#### Directive:
Turn the lines of the records below into a JSON list of strings, one string per line, leaving out blank lines.

#### Provided data:
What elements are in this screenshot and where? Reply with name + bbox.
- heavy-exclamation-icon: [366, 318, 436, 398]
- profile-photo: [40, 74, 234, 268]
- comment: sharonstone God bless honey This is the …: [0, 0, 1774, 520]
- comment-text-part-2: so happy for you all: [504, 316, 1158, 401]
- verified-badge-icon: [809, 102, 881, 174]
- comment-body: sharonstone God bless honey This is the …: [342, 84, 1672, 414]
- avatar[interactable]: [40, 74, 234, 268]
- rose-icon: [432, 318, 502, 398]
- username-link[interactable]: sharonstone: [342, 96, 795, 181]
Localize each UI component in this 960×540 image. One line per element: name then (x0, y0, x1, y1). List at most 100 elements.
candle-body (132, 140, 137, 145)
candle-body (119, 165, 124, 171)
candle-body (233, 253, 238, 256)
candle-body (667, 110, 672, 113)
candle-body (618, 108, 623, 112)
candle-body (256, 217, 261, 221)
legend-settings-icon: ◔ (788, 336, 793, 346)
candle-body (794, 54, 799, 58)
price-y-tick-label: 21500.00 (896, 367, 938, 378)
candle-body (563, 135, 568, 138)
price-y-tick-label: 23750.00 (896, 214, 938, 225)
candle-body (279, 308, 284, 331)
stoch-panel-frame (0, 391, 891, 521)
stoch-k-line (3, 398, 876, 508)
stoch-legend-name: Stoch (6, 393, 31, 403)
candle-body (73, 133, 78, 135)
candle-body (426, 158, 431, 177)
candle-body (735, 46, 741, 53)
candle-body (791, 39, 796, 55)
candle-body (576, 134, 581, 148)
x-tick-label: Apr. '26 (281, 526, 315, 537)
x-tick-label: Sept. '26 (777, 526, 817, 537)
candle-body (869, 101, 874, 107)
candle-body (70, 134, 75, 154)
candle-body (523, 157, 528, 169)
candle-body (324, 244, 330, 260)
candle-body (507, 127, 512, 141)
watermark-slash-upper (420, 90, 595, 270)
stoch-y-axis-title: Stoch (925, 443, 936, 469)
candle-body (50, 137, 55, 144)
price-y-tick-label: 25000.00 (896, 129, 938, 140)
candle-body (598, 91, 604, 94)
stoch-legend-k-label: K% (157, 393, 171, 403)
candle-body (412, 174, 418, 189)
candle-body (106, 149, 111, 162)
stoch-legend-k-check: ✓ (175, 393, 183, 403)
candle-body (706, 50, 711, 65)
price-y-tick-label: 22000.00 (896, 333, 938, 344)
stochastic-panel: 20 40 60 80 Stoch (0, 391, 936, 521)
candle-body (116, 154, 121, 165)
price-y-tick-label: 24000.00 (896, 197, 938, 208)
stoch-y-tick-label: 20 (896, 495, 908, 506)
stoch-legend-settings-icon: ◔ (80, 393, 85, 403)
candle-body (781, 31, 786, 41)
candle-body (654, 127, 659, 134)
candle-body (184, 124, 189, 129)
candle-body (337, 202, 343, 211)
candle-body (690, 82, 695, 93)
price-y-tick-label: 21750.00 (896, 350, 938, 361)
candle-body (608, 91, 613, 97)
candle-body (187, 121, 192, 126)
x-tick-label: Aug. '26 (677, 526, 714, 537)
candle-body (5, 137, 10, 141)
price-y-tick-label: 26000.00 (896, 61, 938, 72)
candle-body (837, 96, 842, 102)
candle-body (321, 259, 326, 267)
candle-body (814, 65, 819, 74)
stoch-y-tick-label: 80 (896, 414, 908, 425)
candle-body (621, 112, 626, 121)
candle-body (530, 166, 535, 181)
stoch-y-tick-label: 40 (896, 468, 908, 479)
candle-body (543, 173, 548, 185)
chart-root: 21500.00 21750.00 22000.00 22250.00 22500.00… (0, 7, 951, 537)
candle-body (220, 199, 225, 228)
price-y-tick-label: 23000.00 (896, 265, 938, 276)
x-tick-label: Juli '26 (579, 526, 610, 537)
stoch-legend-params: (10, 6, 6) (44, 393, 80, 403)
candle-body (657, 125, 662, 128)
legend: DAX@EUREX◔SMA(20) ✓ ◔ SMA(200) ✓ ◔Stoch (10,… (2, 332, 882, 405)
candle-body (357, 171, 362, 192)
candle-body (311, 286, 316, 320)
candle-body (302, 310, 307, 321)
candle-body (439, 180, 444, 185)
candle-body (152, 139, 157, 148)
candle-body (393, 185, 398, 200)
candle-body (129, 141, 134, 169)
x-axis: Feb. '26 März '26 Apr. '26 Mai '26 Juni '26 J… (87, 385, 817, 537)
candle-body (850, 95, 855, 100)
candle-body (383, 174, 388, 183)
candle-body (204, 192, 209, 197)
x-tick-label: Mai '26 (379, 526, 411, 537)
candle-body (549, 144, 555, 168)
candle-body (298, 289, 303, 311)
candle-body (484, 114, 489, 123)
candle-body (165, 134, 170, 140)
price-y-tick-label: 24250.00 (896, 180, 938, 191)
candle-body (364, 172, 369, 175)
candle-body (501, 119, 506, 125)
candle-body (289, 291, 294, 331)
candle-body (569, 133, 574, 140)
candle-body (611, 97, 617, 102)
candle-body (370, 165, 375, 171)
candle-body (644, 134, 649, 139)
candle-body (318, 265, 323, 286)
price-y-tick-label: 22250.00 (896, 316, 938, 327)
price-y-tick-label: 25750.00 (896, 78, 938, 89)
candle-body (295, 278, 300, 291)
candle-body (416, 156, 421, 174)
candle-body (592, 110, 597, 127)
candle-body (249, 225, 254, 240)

#### Complete answer:
[
  "What elements are in this screenshot and where? Reply with name + bbox.",
  "- heavy-exclamation-icon: [366, 318, 436, 398]",
  "- profile-photo: [40, 74, 234, 268]",
  "- comment: sharonstone God bless honey This is the …: [0, 0, 1774, 520]",
  "- comment-text-part-2: so happy for you all: [504, 316, 1158, 401]",
  "- verified-badge-icon: [809, 102, 881, 174]",
  "- comment-body: sharonstone God bless honey This is the …: [342, 84, 1672, 414]",
  "- avatar[interactable]: [40, 74, 234, 268]",
  "- rose-icon: [432, 318, 502, 398]",
  "- username-link[interactable]: sharonstone: [342, 96, 795, 181]",
  "Localize each UI component in this 960×540 image. One line per element: name then (x0, y0, x1, y1). List at most 100 elements.",
  "candle-body (132, 140, 137, 145)",
  "candle-body (119, 165, 124, 171)",
  "candle-body (233, 253, 238, 256)",
  "candle-body (667, 110, 672, 113)",
  "candle-body (618, 108, 623, 112)",
  "candle-body (256, 217, 261, 221)",
  "legend-settings-icon: ◔ (788, 336, 793, 346)",
  "candle-body (794, 54, 799, 58)",
  "price-y-tick-label: 21500.00 (896, 367, 938, 378)",
  "candle-body (563, 135, 568, 138)",
  "price-y-tick-label: 23750.00 (896, 214, 938, 225)",
  "candle-body (279, 308, 284, 331)",
  "stoch-panel-frame (0, 391, 891, 521)",
  "stoch-k-line (3, 398, 876, 508)",
  "stoch-legend-name: Stoch (6, 393, 31, 403)",
  "candle-body (73, 133, 78, 135)",
  "candle-body (426, 158, 431, 177)",
  "candle-body (735, 46, 741, 53)",
  "candle-body (791, 39, 796, 55)",
  "candle-body (576, 134, 581, 148)",
  "x-tick-label: Apr. '26 (281, 526, 315, 537)",
  "x-tick-label: Sept. '26 (777, 526, 817, 537)",
  "candle-body (869, 101, 874, 107)",
  "candle-body (70, 134, 75, 154)",
  "candle-body (523, 157, 528, 169)",
  "candle-body (324, 244, 330, 260)",
  "candle-body (507, 127, 512, 141)",
  "watermark-slash-upper (420, 90, 595, 270)",
  "stoch-y-axis-title: Stoch (925, 443, 936, 469)",
  "candle-body (50, 137, 55, 144)",
  "price-y-tick-label: 25000.00 (896, 129, 938, 140)",
  "candle-body (598, 91, 604, 94)",
  "stoch-legend-k-label: K% (157, 393, 171, 403)",
  "candle-body (412, 174, 418, 189)",
  "candle-body (106, 149, 111, 162)",
  "stoch-legend-k-check: ✓ (175, 393, 183, 403)",
  "candle-body (706, 50, 711, 65)",
  "price-y-tick-label: 22000.00 (896, 333, 938, 344)",
  "stochastic-panel: 20 40 60 80 Stoch (0, 391, 936, 521)",
  "candle-body (116, 154, 121, 165)",
  "price-y-tick-label: 24000.00 (896, 197, 938, 208)",
  "stoch-y-tick-label: 20 (896, 495, 908, 506)",
  "stoch-legend-settings-icon: ◔ (80, 393, 85, 403)",
  "candle-body (781, 31, 786, 41)",
  "candle-body (654, 127, 659, 134)",
  "candle-body (184, 124, 189, 129)",
  "candle-body (337, 202, 343, 211)",
  "candle-body (690, 82, 695, 93)",
  "price-y-tick-label: 21750.00 (896, 350, 938, 361)",
  "candle-body (608, 91, 613, 97)",
  "candle-body (187, 121, 192, 126)",
  "x-tick-label: Aug. '26 (677, 526, 714, 537)",
  "candle-body (5, 137, 10, 141)",
  "price-y-tick-label: 26000.00 (896, 61, 938, 72)",
  "candle-body (837, 96, 842, 102)",
  "candle-body (321, 259, 326, 267)",
  "candle-body (814, 65, 819, 74)",
  "stoch-y-tick-label: 80 (896, 414, 908, 425)",
  "candle-body (621, 112, 626, 121)",
  "candle-body (530, 166, 535, 181)",
  "stoch-y-tick-label: 40 (896, 468, 908, 479)",
  "candle-body (543, 173, 548, 185)",
  "chart-root: 21500.00 21750.00 22000.00 22250.00 22500.00… (0, 7, 951, 537)",
  "candle-body (220, 199, 225, 228)",
  "price-y-tick-label: 23000.00 (896, 265, 938, 276)",
  "x-tick-label: Juli '26 (579, 526, 610, 537)",
  "stoch-legend-params: (10, 6, 6) (44, 393, 80, 403)",
  "candle-body (657, 125, 662, 128)",
  "legend: DAX@EUREX◔SMA(20) ✓ ◔ SMA(200) ✓ ◔Stoch (10,… (2, 332, 882, 405)",
  "candle-body (357, 171, 362, 192)",
  "candle-body (311, 286, 316, 320)",
  "candle-body (302, 310, 307, 321)",
  "candle-body (439, 180, 444, 185)",
  "candle-body (152, 139, 157, 148)",
  "candle-body (393, 185, 398, 200)",
  "candle-body (129, 141, 134, 169)",
  "x-axis: Feb. '26 März '26 Apr. '26 Mai '26 Juni '26 J… (87, 385, 817, 537)",
  "candle-body (850, 95, 855, 100)",
  "candle-body (383, 174, 388, 183)",
  "candle-body (204, 192, 209, 197)",
  "x-tick-label: Mai '26 (379, 526, 411, 537)",
  "candle-body (549, 144, 555, 168)",
  "candle-body (298, 289, 303, 311)",
  "candle-body (484, 114, 489, 123)",
  "candle-body (165, 134, 170, 140)",
  "price-y-tick-label: 24250.00 (896, 180, 938, 191)",
  "candle-body (364, 172, 369, 175)",
  "candle-body (501, 119, 506, 125)",
  "candle-body (289, 291, 294, 331)",
  "candle-body (569, 133, 574, 140)",
  "candle-body (611, 97, 617, 102)",
  "candle-body (370, 165, 375, 171)",
  "candle-body (644, 134, 649, 139)",
  "candle-body (318, 265, 323, 286)",
  "price-y-tick-label: 22250.00 (896, 316, 938, 327)",
  "price-y-tick-label: 25750.00 (896, 78, 938, 89)",
  "candle-body (295, 278, 300, 291)",
  "candle-body (416, 156, 421, 174)",
  "candle-body (592, 110, 597, 127)",
  "candle-body (249, 225, 254, 240)"
]